Records »
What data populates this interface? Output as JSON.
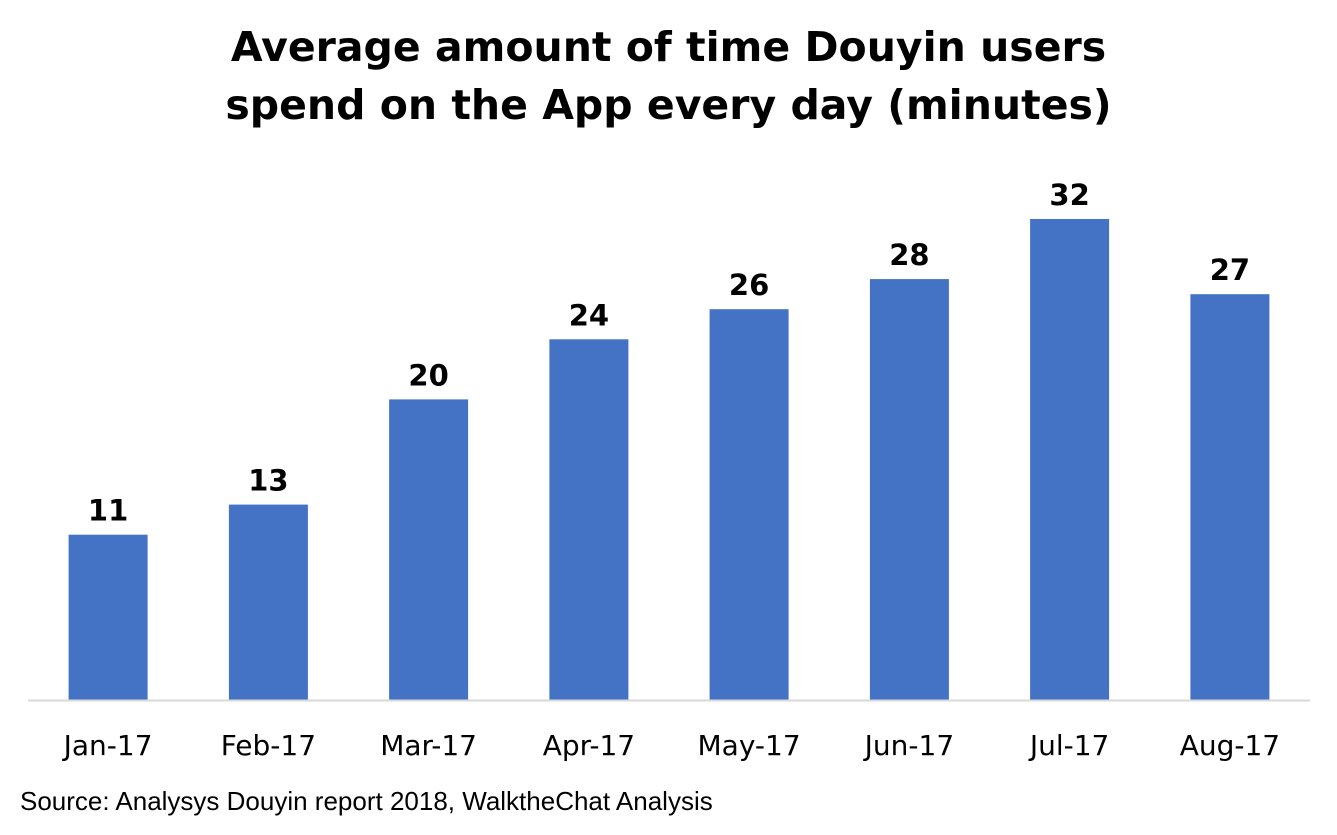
{
  "chart_data": {
    "type": "bar",
    "title_lines": [
      "Average amount of time Douyin users",
      "spend on the App every day (minutes)"
    ],
    "categories": [
      "Jan-17",
      "Feb-17",
      "Mar-17",
      "Apr-17",
      "May-17",
      "Jun-17",
      "Jul-17",
      "Aug-17"
    ],
    "values": [
      11,
      13,
      20,
      24,
      26,
      28,
      32,
      27
    ],
    "data_labels": [
      "11",
      "13",
      "20",
      "24",
      "26",
      "28",
      "32",
      "27"
    ],
    "ylim": [
      0,
      32
    ],
    "grid": false,
    "legend": "none",
    "bar_color": "#4472C4",
    "axis_color": "#D9D9D9"
  },
  "source": "Source: Analysys Douyin report 2018, WalktheChat Analysis"
}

What is asked » Give every line back word for word and leave the pictures out.

Solution to this problem »
What data populates this interface? Output as JSON.
{
  "chart_data": {
    "type": "bar",
    "title_lines": [
      "Average amount of time Douyin users",
      "spend on the App every day (minutes)"
    ],
    "categories": [
      "Jan-17",
      "Feb-17",
      "Mar-17",
      "Apr-17",
      "May-17",
      "Jun-17",
      "Jul-17",
      "Aug-17"
    ],
    "values": [
      11,
      13,
      20,
      24,
      26,
      28,
      32,
      27
    ],
    "data_labels": [
      "11",
      "13",
      "20",
      "24",
      "26",
      "28",
      "32",
      "27"
    ],
    "ylim": [
      0,
      32
    ],
    "grid": false,
    "legend": "none",
    "bar_color": "#4472C4",
    "axis_color": "#D9D9D9"
  },
  "source": "Source: Analysys Douyin report 2018, WalktheChat Analysis"
}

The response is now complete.